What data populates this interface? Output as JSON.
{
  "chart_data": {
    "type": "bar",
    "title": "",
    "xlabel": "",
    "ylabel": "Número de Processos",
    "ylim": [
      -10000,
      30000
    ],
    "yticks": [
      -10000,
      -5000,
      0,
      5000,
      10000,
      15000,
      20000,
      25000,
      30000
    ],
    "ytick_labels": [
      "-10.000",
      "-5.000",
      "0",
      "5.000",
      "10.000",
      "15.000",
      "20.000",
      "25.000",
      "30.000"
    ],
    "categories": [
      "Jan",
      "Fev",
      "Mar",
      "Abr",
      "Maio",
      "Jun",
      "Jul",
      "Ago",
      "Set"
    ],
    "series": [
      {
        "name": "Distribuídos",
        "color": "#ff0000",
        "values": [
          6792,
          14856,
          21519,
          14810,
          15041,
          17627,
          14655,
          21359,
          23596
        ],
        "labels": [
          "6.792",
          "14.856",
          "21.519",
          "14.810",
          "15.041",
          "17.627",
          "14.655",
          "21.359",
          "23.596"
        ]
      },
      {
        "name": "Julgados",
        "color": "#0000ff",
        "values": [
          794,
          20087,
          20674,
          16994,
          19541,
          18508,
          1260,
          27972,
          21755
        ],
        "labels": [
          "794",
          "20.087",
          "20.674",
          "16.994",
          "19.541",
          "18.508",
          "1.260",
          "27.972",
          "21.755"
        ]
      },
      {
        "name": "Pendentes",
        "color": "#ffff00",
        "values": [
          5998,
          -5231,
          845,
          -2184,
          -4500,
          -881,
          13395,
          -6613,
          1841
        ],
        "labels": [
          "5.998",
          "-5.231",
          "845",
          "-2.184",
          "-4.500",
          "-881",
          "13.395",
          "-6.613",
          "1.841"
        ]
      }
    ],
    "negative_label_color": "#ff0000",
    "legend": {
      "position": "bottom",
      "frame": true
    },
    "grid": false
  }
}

━━━

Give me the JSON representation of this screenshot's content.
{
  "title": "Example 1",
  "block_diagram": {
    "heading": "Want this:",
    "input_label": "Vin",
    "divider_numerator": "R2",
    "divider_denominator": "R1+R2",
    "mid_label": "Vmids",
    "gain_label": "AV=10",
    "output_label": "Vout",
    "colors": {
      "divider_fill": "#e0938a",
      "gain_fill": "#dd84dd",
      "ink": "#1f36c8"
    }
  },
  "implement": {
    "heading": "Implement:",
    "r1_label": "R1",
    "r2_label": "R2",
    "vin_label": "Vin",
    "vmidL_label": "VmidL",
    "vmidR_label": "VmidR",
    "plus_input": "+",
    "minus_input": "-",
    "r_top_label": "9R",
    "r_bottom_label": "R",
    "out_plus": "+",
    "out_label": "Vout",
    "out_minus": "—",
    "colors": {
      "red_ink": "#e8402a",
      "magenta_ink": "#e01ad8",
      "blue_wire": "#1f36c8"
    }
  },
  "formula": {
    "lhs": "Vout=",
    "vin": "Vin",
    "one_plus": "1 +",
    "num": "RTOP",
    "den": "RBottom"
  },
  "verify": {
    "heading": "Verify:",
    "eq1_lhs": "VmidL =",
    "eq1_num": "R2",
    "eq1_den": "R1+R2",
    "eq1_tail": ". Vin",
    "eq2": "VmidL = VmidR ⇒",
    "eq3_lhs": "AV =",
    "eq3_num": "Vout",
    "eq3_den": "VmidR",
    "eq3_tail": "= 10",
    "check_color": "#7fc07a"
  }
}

━━━

Working from the listing above, pick out every line that has "VmidL" and copy it.

RIGHT ANSWER:
    "vmidL_label": "VmidL",
    "eq1_lhs": "VmidL =",
    "eq2": "VmidL = VmidR ⇒",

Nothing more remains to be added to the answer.